[Entries from a dataset]
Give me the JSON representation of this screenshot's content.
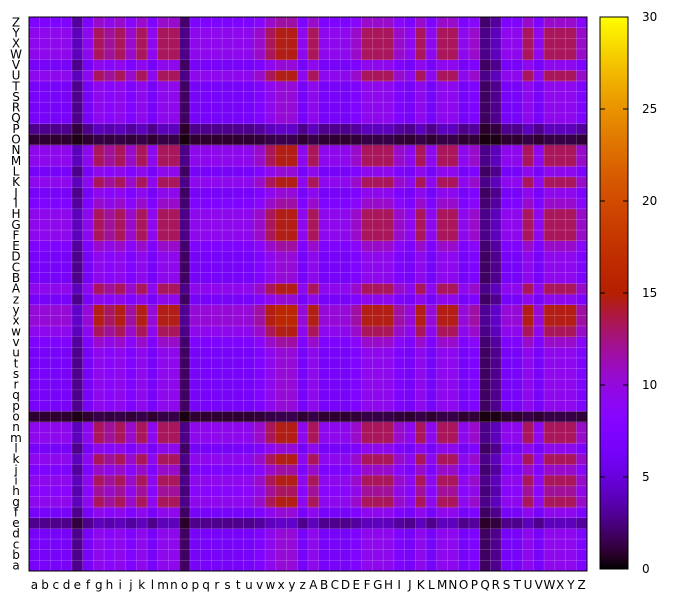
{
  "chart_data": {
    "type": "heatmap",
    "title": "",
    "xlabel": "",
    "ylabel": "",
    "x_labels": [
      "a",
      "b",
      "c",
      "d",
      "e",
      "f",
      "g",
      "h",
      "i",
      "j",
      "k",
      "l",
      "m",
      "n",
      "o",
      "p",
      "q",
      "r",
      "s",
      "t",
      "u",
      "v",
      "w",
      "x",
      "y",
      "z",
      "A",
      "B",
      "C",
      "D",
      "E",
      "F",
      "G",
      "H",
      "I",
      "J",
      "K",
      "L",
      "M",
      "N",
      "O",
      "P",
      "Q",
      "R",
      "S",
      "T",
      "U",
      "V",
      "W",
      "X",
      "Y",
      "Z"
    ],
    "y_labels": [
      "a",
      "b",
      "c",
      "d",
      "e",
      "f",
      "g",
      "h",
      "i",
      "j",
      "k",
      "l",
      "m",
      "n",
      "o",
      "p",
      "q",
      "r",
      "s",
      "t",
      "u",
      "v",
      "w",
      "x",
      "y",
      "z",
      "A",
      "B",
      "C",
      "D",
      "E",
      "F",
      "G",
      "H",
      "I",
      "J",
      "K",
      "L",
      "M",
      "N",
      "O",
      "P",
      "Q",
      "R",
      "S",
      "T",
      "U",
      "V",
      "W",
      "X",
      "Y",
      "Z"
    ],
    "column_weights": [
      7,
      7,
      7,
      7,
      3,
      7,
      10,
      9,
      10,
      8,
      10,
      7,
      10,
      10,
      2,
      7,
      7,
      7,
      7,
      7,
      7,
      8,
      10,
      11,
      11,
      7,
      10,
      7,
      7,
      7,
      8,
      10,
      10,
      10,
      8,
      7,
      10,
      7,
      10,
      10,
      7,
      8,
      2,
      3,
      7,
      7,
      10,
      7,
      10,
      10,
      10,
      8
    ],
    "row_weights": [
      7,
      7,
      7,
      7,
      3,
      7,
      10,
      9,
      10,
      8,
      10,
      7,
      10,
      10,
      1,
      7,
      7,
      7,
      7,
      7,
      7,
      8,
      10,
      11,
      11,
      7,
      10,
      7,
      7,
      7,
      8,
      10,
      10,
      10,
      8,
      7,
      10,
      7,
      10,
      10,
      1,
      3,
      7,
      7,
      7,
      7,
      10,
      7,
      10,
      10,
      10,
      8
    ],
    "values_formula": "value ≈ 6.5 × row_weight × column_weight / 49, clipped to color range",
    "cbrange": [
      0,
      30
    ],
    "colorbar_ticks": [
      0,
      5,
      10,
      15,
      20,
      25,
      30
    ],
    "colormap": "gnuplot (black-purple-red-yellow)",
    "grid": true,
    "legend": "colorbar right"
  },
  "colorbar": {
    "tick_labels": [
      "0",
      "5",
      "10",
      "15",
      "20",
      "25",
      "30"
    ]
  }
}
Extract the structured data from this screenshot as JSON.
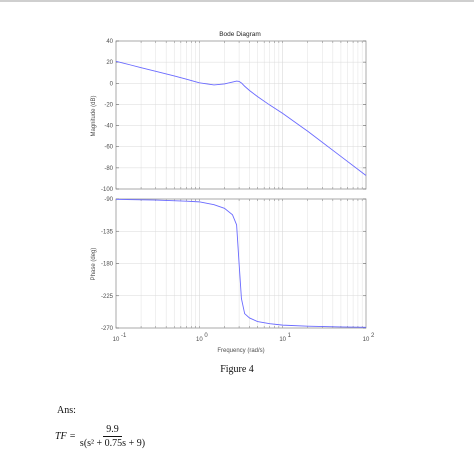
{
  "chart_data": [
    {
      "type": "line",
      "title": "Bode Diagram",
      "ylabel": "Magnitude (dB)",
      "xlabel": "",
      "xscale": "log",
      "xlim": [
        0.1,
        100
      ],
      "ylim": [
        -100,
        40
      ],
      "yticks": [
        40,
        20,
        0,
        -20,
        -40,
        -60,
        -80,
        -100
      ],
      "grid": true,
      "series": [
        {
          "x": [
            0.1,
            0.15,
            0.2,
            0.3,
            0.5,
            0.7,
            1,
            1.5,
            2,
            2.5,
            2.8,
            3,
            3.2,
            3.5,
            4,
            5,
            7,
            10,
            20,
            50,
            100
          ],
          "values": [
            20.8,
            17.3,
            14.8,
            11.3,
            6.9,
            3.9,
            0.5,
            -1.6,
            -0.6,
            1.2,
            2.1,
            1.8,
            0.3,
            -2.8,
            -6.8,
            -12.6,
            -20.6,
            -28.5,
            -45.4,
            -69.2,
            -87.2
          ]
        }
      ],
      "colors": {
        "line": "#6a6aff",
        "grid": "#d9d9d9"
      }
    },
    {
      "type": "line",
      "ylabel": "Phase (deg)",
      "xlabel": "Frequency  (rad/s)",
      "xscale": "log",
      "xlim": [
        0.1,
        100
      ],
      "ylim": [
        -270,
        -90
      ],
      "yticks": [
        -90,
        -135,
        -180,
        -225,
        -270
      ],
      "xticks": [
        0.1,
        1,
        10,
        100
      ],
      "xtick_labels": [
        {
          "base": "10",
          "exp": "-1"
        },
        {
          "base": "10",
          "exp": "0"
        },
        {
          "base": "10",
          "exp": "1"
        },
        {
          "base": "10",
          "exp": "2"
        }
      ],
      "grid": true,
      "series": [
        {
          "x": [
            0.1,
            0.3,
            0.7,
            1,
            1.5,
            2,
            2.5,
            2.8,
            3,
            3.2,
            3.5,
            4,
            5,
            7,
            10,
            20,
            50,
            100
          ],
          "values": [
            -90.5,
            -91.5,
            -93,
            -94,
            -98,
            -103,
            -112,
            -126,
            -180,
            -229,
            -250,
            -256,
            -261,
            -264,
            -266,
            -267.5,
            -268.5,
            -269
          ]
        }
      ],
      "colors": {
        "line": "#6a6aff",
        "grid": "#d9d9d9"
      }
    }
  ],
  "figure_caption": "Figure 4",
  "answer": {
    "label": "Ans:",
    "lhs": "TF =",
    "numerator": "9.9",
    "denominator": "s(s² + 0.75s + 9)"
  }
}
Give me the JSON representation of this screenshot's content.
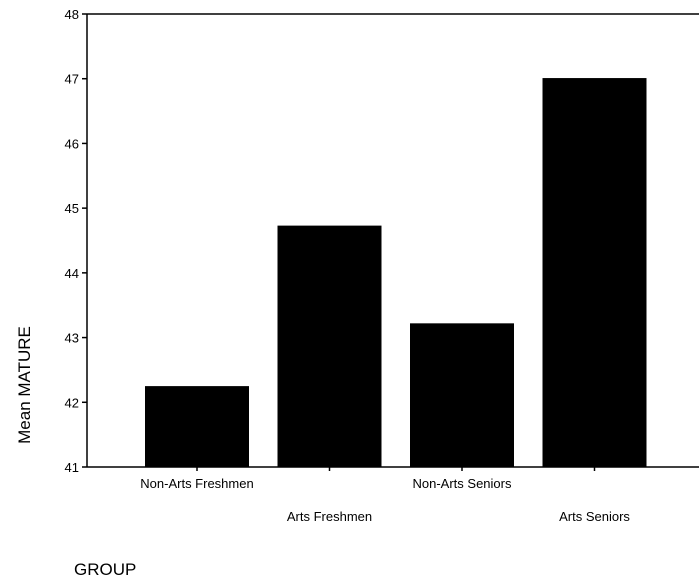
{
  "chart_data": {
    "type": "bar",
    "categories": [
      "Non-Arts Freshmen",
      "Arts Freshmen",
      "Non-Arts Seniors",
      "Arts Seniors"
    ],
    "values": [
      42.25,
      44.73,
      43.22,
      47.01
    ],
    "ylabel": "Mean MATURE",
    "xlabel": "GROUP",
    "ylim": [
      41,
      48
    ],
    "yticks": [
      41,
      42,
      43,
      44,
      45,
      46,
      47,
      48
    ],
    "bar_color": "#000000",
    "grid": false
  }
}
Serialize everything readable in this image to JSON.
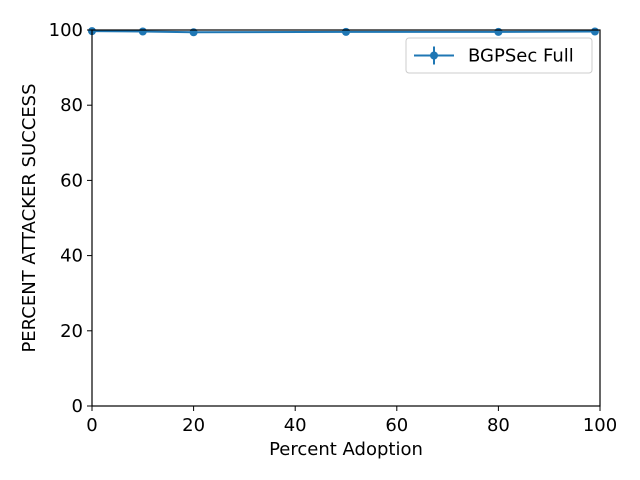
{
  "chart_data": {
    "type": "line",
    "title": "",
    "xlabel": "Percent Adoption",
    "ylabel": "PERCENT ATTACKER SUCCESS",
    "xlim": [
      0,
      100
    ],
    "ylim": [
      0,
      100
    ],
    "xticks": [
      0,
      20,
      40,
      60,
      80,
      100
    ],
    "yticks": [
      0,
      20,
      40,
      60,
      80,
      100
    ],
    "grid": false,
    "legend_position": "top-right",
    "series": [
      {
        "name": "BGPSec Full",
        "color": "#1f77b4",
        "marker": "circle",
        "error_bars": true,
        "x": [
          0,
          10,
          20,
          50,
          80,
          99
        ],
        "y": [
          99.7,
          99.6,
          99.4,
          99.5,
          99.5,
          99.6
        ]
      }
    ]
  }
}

Exercise instructions. Return the listing above unchanged, apart from dropping its pictures.

Exercise output.
Give me the JSON representation of this screenshot's content.
{
  "chart_data": {
    "type": "heatmap",
    "title": "",
    "xlabel": "",
    "ylabel": "",
    "x_labels": [
      "a",
      "b",
      "c",
      "d",
      "e",
      "f",
      "g",
      "h",
      "i",
      "j",
      "k",
      "l",
      "m",
      "n",
      "o",
      "p",
      "q",
      "r",
      "s",
      "t",
      "u",
      "v",
      "w",
      "x",
      "y",
      "z",
      "A",
      "B",
      "C",
      "D",
      "E",
      "F",
      "G",
      "H",
      "I",
      "J",
      "K",
      "L",
      "M",
      "N",
      "O",
      "P",
      "Q",
      "R",
      "S",
      "T",
      "U",
      "V",
      "W",
      "X",
      "Y",
      "Z"
    ],
    "y_labels": [
      "a",
      "b",
      "c",
      "d",
      "e",
      "f",
      "g",
      "h",
      "i",
      "j",
      "k",
      "l",
      "m",
      "n",
      "o",
      "p",
      "q",
      "r",
      "s",
      "t",
      "u",
      "v",
      "w",
      "x",
      "y",
      "z",
      "A",
      "B",
      "C",
      "D",
      "E",
      "F",
      "G",
      "H",
      "I",
      "J",
      "K",
      "L",
      "M",
      "N",
      "O",
      "P",
      "Q",
      "R",
      "S",
      "T",
      "U",
      "V",
      "W",
      "X",
      "Y",
      "Z"
    ],
    "column_weights": [
      7,
      7,
      7,
      7,
      3,
      7,
      10,
      9,
      10,
      8,
      10,
      7,
      10,
      10,
      2,
      7,
      7,
      7,
      7,
      7,
      7,
      8,
      10,
      11,
      11,
      7,
      10,
      7,
      7,
      7,
      8,
      10,
      10,
      10,
      8,
      7,
      10,
      7,
      10,
      10,
      7,
      8,
      2,
      3,
      7,
      7,
      10,
      7,
      10,
      10,
      10,
      8
    ],
    "row_weights": [
      7,
      7,
      7,
      7,
      3,
      7,
      10,
      9,
      10,
      8,
      10,
      7,
      10,
      10,
      1,
      7,
      7,
      7,
      7,
      7,
      7,
      8,
      10,
      11,
      11,
      7,
      10,
      7,
      7,
      7,
      8,
      10,
      10,
      10,
      8,
      7,
      10,
      7,
      10,
      10,
      1,
      3,
      7,
      7,
      7,
      7,
      10,
      7,
      10,
      10,
      10,
      8
    ],
    "values_formula": "value ≈ 6.5 × row_weight × column_weight / 49, clipped to color range",
    "cbrange": [
      0,
      30
    ],
    "colorbar_ticks": [
      0,
      5,
      10,
      15,
      20,
      25,
      30
    ],
    "colormap": "gnuplot (black-purple-red-yellow)",
    "grid": true,
    "legend": "colorbar right"
  },
  "colorbar": {
    "tick_labels": [
      "0",
      "5",
      "10",
      "15",
      "20",
      "25",
      "30"
    ]
  }
}
Extract the structured data from this screenshot as JSON.
{
  "chart_data": [
    {
      "type": "line",
      "title": "Bode Diagram",
      "ylabel": "Magnitude (dB)",
      "xlabel": "",
      "xscale": "log",
      "xlim": [
        0.1,
        100
      ],
      "ylim": [
        -100,
        40
      ],
      "yticks": [
        40,
        20,
        0,
        -20,
        -40,
        -60,
        -80,
        -100
      ],
      "grid": true,
      "series": [
        {
          "x": [
            0.1,
            0.15,
            0.2,
            0.3,
            0.5,
            0.7,
            1,
            1.5,
            2,
            2.5,
            2.8,
            3,
            3.2,
            3.5,
            4,
            5,
            7,
            10,
            20,
            50,
            100
          ],
          "values": [
            20.8,
            17.3,
            14.8,
            11.3,
            6.9,
            3.9,
            0.5,
            -1.6,
            -0.6,
            1.2,
            2.1,
            1.8,
            0.3,
            -2.8,
            -6.8,
            -12.6,
            -20.6,
            -28.5,
            -45.4,
            -69.2,
            -87.2
          ]
        }
      ],
      "colors": {
        "line": "#6a6aff",
        "grid": "#d9d9d9"
      }
    },
    {
      "type": "line",
      "ylabel": "Phase (deg)",
      "xlabel": "Frequency  (rad/s)",
      "xscale": "log",
      "xlim": [
        0.1,
        100
      ],
      "ylim": [
        -270,
        -90
      ],
      "yticks": [
        -90,
        -135,
        -180,
        -225,
        -270
      ],
      "xticks": [
        0.1,
        1,
        10,
        100
      ],
      "xtick_labels": [
        {
          "base": "10",
          "exp": "-1"
        },
        {
          "base": "10",
          "exp": "0"
        },
        {
          "base": "10",
          "exp": "1"
        },
        {
          "base": "10",
          "exp": "2"
        }
      ],
      "grid": true,
      "series": [
        {
          "x": [
            0.1,
            0.3,
            0.7,
            1,
            1.5,
            2,
            2.5,
            2.8,
            3,
            3.2,
            3.5,
            4,
            5,
            7,
            10,
            20,
            50,
            100
          ],
          "values": [
            -90.5,
            -91.5,
            -93,
            -94,
            -98,
            -103,
            -112,
            -126,
            -180,
            -229,
            -250,
            -256,
            -261,
            -264,
            -266,
            -267.5,
            -268.5,
            -269
          ]
        }
      ],
      "colors": {
        "line": "#6a6aff",
        "grid": "#d9d9d9"
      }
    }
  ],
  "figure_caption": "Figure 4",
  "answer": {
    "label": "Ans:",
    "lhs": "TF =",
    "numerator": "9.9",
    "denominator": "s(s² + 0.75s + 9)"
  }
}
Give me the JSON representation of this screenshot's content.
{
  "chart_data": {
    "type": "bar",
    "categories": [
      "Non-Arts Freshmen",
      "Arts Freshmen",
      "Non-Arts Seniors",
      "Arts Seniors"
    ],
    "values": [
      42.25,
      44.73,
      43.22,
      47.01
    ],
    "ylabel": "Mean MATURE",
    "xlabel": "GROUP",
    "ylim": [
      41,
      48
    ],
    "yticks": [
      41,
      42,
      43,
      44,
      45,
      46,
      47,
      48
    ],
    "bar_color": "#000000",
    "grid": false
  }
}
Serialize everything readable in this image to JSON.
{
  "chart_data": {
    "type": "line",
    "title": "",
    "xlabel": "Percent Adoption",
    "ylabel": "PERCENT ATTACKER SUCCESS",
    "xlim": [
      0,
      100
    ],
    "ylim": [
      0,
      100
    ],
    "xticks": [
      0,
      20,
      40,
      60,
      80,
      100
    ],
    "yticks": [
      0,
      20,
      40,
      60,
      80,
      100
    ],
    "grid": false,
    "legend_position": "top-right",
    "series": [
      {
        "name": "BGPSec Full",
        "color": "#1f77b4",
        "marker": "circle",
        "error_bars": true,
        "x": [
          0,
          10,
          20,
          50,
          80,
          99
        ],
        "y": [
          99.7,
          99.6,
          99.4,
          99.5,
          99.5,
          99.6
        ]
      }
    ]
  }
}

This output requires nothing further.